- _Work item_
The lines wanted are those in the data below that include "Vitexin".

- _Extracted information_

________________________________________

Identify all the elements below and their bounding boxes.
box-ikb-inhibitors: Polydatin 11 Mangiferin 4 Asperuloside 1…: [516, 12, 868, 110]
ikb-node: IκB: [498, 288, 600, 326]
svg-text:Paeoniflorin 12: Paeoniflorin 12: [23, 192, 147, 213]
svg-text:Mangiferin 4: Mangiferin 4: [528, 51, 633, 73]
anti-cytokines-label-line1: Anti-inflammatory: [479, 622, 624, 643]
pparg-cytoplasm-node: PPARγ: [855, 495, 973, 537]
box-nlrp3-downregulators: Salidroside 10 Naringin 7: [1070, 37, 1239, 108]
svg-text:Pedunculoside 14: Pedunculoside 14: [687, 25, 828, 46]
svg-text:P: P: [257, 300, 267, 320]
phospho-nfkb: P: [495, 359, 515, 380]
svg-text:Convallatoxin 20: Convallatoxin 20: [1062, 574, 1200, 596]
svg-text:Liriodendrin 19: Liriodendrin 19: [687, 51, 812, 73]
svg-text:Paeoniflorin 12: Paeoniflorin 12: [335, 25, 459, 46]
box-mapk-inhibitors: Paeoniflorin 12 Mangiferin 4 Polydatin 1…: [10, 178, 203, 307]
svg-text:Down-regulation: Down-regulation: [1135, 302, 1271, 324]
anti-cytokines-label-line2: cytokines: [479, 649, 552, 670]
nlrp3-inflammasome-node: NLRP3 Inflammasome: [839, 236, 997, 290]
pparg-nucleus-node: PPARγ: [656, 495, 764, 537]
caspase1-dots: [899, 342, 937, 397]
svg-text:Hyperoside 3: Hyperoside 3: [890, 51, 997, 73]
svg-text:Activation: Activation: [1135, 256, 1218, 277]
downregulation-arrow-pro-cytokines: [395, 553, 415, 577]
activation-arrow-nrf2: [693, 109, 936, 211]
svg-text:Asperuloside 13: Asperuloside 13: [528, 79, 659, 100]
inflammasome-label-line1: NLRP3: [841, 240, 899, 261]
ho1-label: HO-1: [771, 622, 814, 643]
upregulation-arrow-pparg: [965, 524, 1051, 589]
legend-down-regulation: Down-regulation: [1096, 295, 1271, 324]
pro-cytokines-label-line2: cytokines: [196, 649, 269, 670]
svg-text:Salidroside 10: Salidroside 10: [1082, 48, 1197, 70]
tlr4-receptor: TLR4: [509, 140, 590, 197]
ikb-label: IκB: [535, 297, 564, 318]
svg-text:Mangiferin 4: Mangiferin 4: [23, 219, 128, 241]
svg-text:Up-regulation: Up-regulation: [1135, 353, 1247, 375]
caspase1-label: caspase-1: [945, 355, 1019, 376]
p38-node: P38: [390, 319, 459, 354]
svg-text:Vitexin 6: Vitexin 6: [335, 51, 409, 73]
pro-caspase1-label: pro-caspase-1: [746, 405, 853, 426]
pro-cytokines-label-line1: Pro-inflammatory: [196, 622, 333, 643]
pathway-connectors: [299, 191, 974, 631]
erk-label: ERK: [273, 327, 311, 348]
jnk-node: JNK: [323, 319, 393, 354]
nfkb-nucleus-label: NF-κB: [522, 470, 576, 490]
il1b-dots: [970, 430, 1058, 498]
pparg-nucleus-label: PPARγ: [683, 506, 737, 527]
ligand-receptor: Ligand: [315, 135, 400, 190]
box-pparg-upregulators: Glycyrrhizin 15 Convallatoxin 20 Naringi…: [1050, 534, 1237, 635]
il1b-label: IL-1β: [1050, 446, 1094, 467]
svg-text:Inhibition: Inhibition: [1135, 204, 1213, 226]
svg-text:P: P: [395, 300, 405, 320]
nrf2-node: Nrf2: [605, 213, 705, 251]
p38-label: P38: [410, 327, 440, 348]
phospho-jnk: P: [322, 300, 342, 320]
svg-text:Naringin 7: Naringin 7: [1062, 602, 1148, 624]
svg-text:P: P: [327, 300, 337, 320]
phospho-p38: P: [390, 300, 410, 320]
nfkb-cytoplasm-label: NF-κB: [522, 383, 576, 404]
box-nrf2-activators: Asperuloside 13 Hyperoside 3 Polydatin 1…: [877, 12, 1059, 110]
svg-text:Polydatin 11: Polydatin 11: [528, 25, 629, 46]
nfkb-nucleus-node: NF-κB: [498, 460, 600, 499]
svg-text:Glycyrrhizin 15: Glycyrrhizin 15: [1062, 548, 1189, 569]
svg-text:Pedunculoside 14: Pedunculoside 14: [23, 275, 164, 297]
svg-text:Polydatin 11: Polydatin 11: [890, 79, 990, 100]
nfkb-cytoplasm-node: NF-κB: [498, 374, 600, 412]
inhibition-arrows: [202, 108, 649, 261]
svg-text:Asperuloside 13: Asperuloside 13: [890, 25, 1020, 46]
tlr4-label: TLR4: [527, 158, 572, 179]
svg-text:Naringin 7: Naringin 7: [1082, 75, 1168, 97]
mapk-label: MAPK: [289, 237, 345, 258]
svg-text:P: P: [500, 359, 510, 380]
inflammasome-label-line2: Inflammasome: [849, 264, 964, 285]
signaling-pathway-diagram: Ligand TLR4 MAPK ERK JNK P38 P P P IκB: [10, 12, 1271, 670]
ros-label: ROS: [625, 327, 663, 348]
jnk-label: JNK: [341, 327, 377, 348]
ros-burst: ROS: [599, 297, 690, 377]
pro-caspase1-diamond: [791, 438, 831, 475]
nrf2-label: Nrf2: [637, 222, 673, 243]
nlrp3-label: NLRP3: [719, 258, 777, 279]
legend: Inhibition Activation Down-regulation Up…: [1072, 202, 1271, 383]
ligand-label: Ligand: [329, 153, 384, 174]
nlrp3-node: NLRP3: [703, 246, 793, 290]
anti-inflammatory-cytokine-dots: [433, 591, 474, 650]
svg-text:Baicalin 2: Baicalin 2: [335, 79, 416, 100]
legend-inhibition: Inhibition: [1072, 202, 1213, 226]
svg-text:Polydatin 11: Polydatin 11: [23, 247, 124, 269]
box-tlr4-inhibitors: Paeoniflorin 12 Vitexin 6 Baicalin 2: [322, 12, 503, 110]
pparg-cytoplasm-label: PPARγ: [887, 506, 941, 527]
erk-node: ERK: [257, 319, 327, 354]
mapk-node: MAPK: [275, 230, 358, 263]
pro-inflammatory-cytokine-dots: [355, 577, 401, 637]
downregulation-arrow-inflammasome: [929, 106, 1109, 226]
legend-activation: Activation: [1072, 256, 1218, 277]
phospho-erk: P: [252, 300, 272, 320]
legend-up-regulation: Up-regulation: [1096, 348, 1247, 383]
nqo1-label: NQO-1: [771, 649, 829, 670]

________________________________________

- _Solution for this task_
svg-text:Vitexin 6: Vitexin 6: [335, 51, 409, 73]
box-tlr4-inhibitors: Paeoniflorin 12 Vitexin 6 Baicalin 2: [322, 12, 503, 110]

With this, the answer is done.